DO THIS:
Spot every line with the word "JSON" and return it.

[Begin MATERIAL PROVIDED]

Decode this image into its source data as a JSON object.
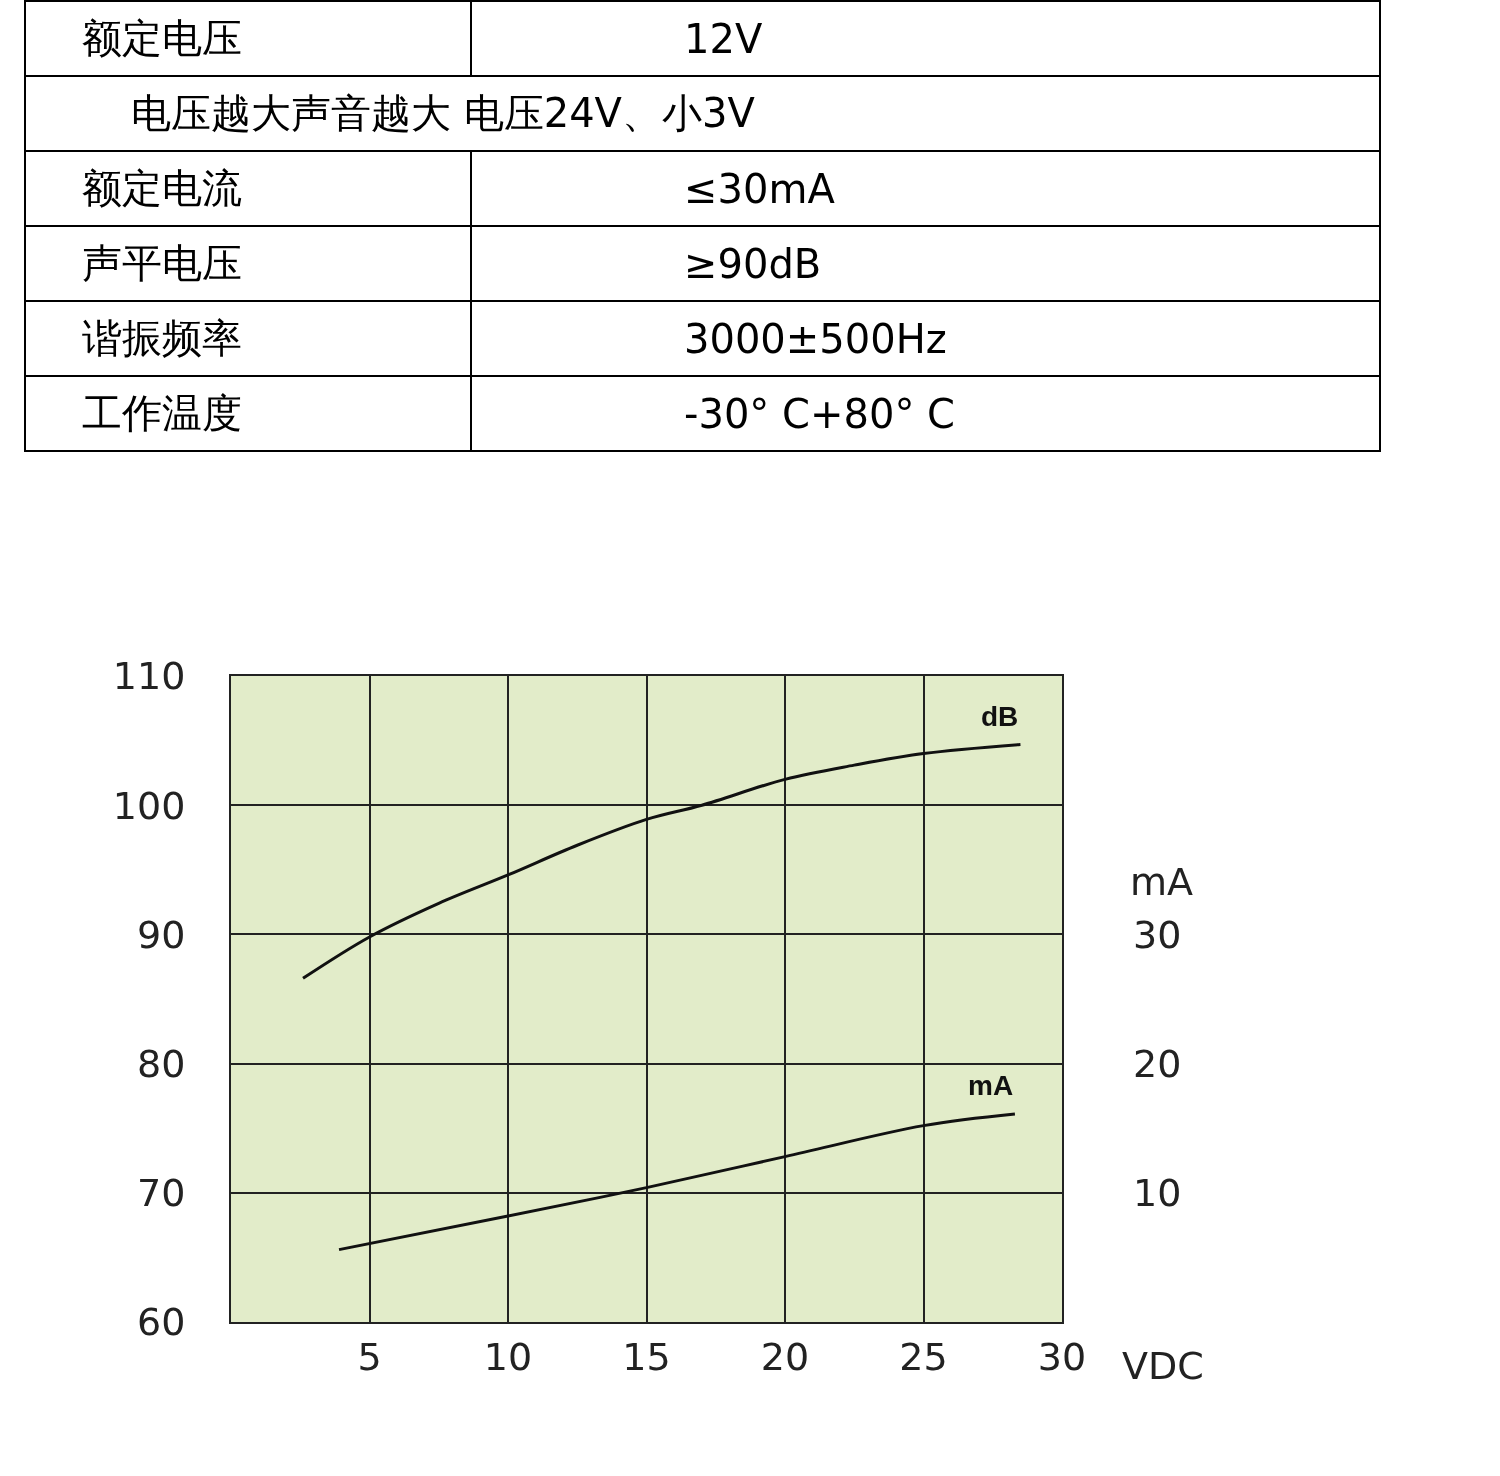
{
  "chart_data": [
    {
      "type": "other",
      "cell_labels": [
        [
          "额定电压",
          "12V"
        ],
        [
          "电压越大声音越大 电压24V、小3V"
        ],
        [
          "额定电流",
          "≤30mA"
        ],
        [
          "声平电压",
          "≥90dB"
        ],
        [
          "谐振频率",
          "3000±500Hz"
        ],
        [
          "工作温度",
          "-30° C+80° C"
        ]
      ]
    },
    {
      "type": "line",
      "xlabel": "VDC",
      "y2label": "mA",
      "xlim": [
        0,
        30
      ],
      "xticks": [
        5,
        10,
        15,
        20,
        25,
        30
      ],
      "ylim": [
        60,
        110
      ],
      "yticks": [
        60,
        70,
        80,
        90,
        100,
        110
      ],
      "y2lim": [
        0,
        50
      ],
      "y2ticks": [
        10,
        20,
        30
      ],
      "grid": true,
      "series": [
        {
          "name": "dB",
          "color": "#111111",
          "x": [
            2.6,
            5,
            7.5,
            10,
            12.5,
            15,
            17,
            20,
            22.5,
            25,
            28.5
          ],
          "values": [
            86.6,
            89.8,
            92.4,
            94.6,
            96.9,
            98.9,
            100,
            102,
            103.1,
            104,
            104.7
          ]
        },
        {
          "name": "mA",
          "color": "#111111",
          "axis": "y2",
          "x": [
            3.9,
            10,
            15,
            20,
            25,
            28.3
          ],
          "values": [
            5.6,
            8.2,
            10.4,
            12.8,
            15.2,
            16.1
          ]
        }
      ]
    }
  ]
}
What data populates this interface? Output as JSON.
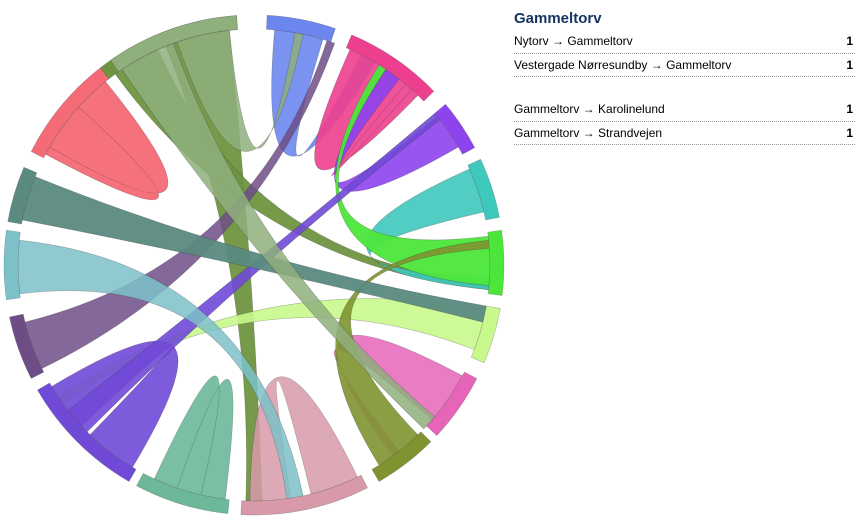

[End MATERIAL PROVIDED]

REPLY:
Decode this image into its source data as a JSON object.
What data populates this interface? Output as JSON.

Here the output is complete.